## Aim
In the records below, pick out all lines containing the word "женщинам".

(Source records)
************

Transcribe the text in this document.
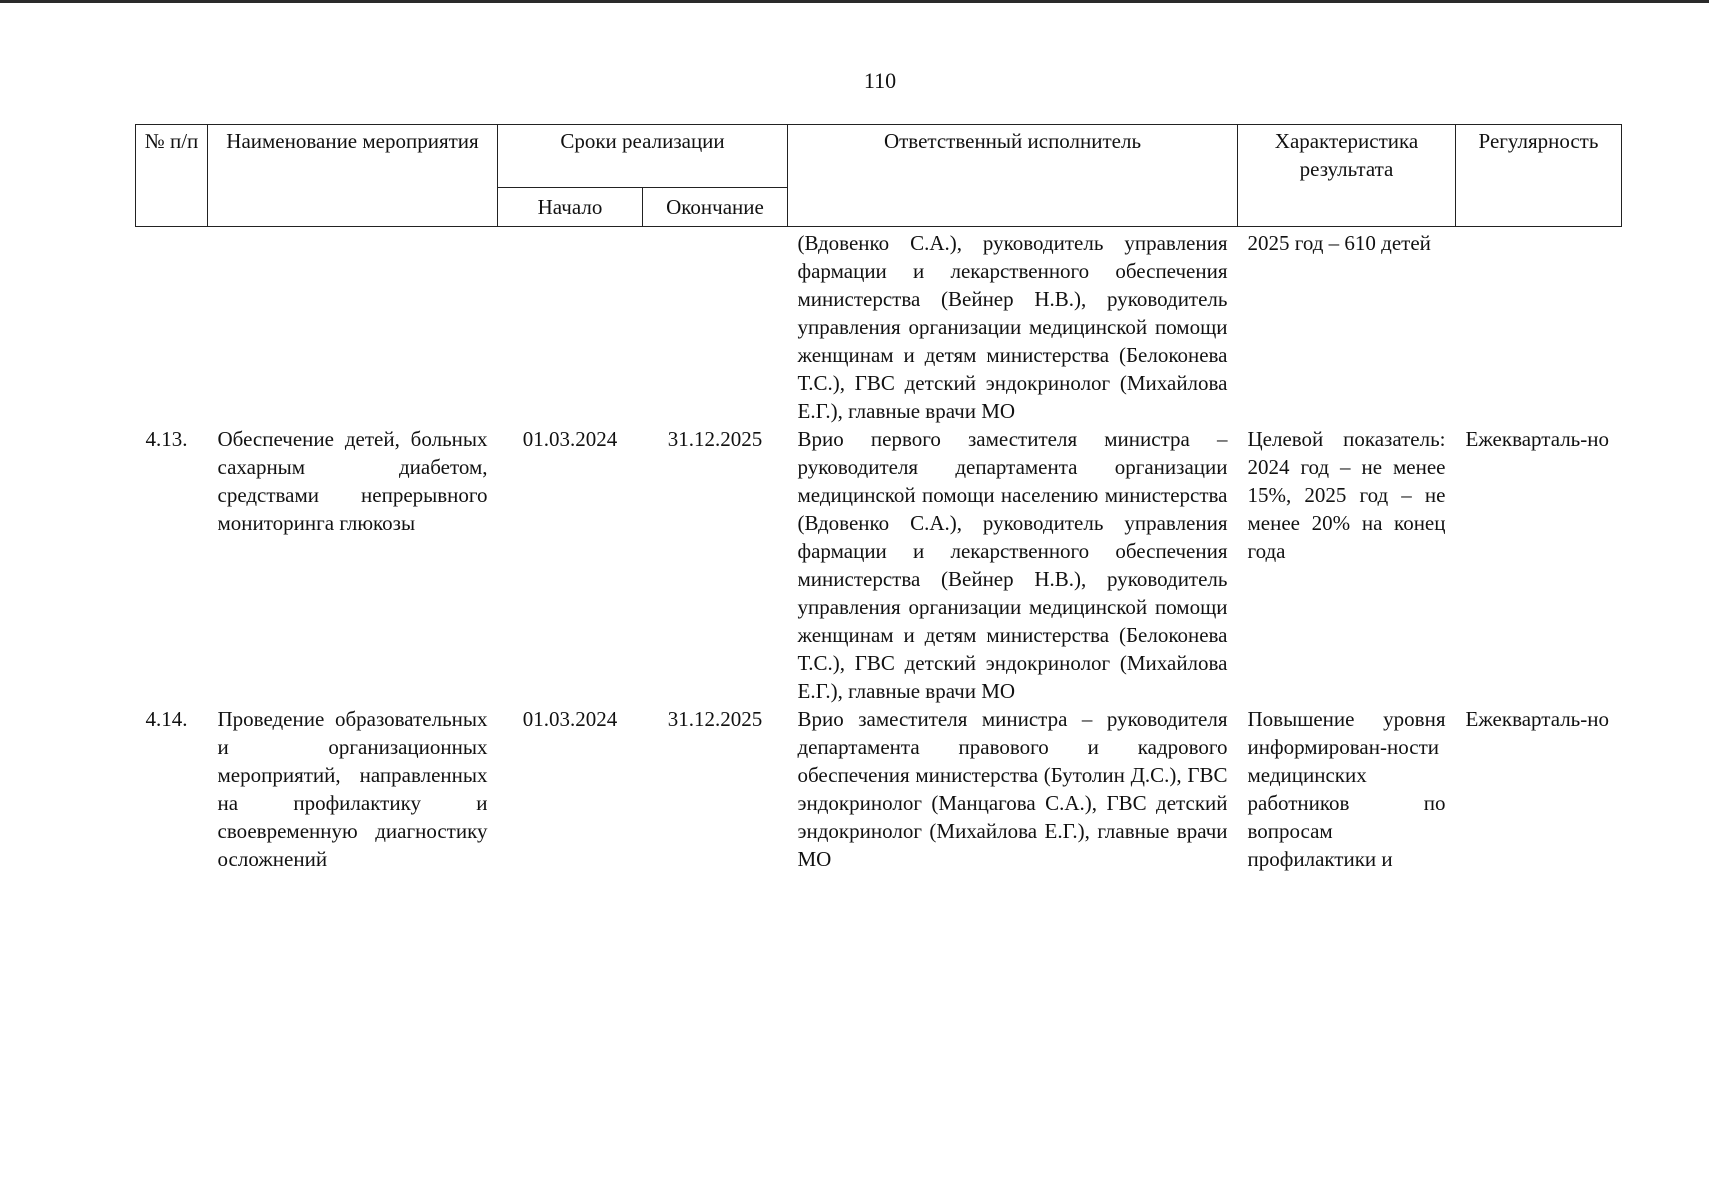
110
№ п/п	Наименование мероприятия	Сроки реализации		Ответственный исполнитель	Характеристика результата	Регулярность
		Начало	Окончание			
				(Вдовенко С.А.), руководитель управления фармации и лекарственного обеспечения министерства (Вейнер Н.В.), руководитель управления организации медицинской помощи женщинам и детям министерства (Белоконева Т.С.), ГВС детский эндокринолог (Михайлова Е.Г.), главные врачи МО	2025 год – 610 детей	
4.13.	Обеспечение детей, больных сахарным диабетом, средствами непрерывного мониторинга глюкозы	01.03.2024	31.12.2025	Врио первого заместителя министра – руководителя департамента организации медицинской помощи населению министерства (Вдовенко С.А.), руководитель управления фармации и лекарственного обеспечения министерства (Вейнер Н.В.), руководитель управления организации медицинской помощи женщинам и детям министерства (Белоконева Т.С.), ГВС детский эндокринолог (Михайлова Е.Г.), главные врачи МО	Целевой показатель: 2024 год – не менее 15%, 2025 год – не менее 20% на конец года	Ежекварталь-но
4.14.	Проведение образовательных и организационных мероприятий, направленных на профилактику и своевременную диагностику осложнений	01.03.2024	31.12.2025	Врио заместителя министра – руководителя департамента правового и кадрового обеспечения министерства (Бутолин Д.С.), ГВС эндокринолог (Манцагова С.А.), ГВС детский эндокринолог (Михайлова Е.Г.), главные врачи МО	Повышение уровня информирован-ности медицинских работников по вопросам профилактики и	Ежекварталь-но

************

## Solved problem
				(Вдовенко С.А.), руководитель управления фармации и лекарственного обеспечения министерства (Вейнер Н.В.), руководитель управления организации медицинской помощи женщинам и детям министерства (Белоконева Т.С.), ГВС детский эндокринолог (Михайлова Е.Г.), главные врачи МО	2025 год – 610 детей	
4.13.	Обеспечение детей, больных сахарным диабетом, средствами непрерывного мониторинга глюкозы	01.03.2024	31.12.2025	Врио первого заместителя министра – руководителя департамента организации медицинской помощи населению министерства (Вдовенко С.А.), руководитель управления фармации и лекарственного обеспечения министерства (Вейнер Н.В.), руководитель управления организации медицинской помощи женщинам и детям министерства (Белоконева Т.С.), ГВС детский эндокринолог (Михайлова Е.Г.), главные врачи МО	Целевой показатель: 2024 год – не менее 15%, 2025 год – не менее 20% на конец года	Ежекварталь-но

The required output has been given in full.